╭─ EXCERPTED PASSAGE

In the future, it will be possible to conduct multi-omic studies with larger cohorts as sequencing technologies provide lower cost and higher throughput solutions. This will generate more insightful data, with enhanced generalization ability and statistical power. Given that, focussing on longitudinal study designs may provide further insights, not only because they would capture temporal changes along with disease prognosis, but also because metagenomic units associated with human genetics might become more detectable. Recent twin studies have reported that the taxa that are controlled by host genetics tend to be temporally more stable taxa that were not associated with host genetics [39]. Consideration of the temporally low-variance metagenomic units could add another dimension to the computational prediction of genome variation–microbiome associations.

╰─
╭─ DATA LISTING

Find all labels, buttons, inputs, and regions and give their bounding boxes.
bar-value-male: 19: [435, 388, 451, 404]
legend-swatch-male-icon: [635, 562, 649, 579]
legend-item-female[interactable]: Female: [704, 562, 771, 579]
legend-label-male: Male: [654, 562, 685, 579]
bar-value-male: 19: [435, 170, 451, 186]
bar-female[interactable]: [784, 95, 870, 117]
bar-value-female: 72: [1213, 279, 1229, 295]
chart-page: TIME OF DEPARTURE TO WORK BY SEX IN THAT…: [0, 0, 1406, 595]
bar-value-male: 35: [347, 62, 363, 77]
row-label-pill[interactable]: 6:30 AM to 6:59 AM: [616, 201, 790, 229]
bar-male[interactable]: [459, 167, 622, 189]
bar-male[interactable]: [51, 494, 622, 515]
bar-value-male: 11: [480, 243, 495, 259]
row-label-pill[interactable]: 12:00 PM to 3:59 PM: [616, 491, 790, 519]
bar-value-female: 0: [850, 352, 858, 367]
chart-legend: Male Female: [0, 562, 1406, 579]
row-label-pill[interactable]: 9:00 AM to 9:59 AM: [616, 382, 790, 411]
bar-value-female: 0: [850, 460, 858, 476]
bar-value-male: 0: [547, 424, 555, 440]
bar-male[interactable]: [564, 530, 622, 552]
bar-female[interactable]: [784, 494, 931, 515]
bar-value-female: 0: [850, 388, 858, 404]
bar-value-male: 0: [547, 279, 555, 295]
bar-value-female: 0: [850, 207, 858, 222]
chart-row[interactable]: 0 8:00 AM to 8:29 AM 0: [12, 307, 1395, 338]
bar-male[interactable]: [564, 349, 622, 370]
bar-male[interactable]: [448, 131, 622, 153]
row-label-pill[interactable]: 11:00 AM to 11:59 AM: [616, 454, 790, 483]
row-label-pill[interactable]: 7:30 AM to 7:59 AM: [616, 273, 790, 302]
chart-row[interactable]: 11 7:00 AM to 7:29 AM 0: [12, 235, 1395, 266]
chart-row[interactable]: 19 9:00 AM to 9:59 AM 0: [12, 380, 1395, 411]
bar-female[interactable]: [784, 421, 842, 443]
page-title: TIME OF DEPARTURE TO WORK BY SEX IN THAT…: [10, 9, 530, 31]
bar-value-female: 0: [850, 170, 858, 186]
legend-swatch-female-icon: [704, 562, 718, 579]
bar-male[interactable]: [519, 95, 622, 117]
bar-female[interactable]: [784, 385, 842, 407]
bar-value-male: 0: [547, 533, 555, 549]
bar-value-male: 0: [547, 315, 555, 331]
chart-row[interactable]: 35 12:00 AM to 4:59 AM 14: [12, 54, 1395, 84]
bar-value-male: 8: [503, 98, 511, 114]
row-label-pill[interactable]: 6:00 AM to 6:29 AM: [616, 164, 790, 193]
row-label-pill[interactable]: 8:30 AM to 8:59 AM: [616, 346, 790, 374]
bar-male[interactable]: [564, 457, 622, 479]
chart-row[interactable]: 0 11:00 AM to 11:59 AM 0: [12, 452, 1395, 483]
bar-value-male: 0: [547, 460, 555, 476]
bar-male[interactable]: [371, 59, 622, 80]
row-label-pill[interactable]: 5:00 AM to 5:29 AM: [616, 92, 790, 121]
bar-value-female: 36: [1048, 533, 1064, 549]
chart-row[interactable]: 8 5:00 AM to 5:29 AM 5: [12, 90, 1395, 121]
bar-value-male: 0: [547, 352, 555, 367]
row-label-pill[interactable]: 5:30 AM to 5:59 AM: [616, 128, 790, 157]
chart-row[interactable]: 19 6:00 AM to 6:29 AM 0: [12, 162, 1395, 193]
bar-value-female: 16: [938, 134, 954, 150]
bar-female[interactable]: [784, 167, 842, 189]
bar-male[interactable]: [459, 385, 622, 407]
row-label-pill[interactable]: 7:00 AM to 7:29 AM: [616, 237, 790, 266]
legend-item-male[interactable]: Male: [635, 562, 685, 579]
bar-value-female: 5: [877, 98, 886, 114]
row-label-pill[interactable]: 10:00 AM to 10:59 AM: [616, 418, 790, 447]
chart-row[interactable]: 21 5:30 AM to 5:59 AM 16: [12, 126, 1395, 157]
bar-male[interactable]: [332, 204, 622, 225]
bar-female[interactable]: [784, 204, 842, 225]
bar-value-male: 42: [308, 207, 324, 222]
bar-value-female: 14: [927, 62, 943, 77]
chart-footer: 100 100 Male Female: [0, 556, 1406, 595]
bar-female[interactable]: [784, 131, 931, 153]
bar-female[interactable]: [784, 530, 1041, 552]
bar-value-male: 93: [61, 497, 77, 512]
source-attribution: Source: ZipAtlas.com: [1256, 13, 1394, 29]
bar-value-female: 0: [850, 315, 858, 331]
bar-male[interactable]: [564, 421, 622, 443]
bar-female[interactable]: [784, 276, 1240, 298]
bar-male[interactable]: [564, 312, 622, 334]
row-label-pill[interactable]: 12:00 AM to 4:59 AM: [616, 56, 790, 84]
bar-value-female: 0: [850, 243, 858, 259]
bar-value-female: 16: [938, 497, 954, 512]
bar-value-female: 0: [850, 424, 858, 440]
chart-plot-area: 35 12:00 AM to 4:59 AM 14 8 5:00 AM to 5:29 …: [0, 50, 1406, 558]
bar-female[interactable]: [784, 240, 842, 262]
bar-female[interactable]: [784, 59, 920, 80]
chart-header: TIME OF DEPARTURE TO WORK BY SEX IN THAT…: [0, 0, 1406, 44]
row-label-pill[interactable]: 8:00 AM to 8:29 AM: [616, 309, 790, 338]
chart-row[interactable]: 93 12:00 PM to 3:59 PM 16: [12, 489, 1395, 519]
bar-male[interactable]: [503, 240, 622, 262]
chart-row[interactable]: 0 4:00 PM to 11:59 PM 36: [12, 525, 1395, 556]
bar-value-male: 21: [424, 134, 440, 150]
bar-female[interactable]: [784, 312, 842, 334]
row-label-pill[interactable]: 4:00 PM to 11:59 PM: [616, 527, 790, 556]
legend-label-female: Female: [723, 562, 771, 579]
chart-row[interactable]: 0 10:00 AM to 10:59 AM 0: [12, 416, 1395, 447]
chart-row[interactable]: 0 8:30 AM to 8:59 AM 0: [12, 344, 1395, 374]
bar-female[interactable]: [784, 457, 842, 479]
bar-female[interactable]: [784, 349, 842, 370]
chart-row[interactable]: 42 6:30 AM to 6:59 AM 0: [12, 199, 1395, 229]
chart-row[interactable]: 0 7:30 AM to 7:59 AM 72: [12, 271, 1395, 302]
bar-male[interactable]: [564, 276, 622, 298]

╰─

EXERCISE TASKS.
1. Update the passage on future multi-omic studies from "In the future, it" up to and including "genome variation–microbiome associations.", replacing "longitudinal" with "long-term".
2. Take the passage on future multi-omic studies further, continuing from its last sentence.

ANSWERS IN ORDER.
1.
In the future, it will be possible to conduct multi-omic studies with larger cohorts as sequencing technologies provide lower cost and higher throughput solutions. This will generate more insightful data, with enhanced generalization ability and statistical power. Given that, focussing on long-term study designs may provide further insights, not only because they would capture temporal changes along with disease prognosis, but also because metagenomic units associated with human genetics might become more detectable. Recent twin studies have reported that the taxa that are controlled by host genetics tend to be temporally more stable taxa that were not associated with host genetics [39]. Consideration of the temporally low-variance metagenomic units could add another dimension to the computational prediction of genome variation–microbiome associations.

2.
Conclusion

Based on the recent literature, it is plausible to infer that the associations between variations in human immune system pathway genes and certain human microbiome taxa might imply the interplay of human genome–microbiome in the pathogenesis of autoimmune diseases. Thus, multi-omic studies, in which the microbiome and the human genome are sequenced jointly, involving autoimmune patients and corresponding healthy cohorts will dramatically improve our understanding of complex diseases. To this end, machine learning-based systems biology may be useful, given that the current metagenomic cohorts, ranging from a few hundred to a few thousand subjects [10], are statistically underpowered to conduct conventional GWAS, which confines the discovery of associations to only highly specific mechanisms.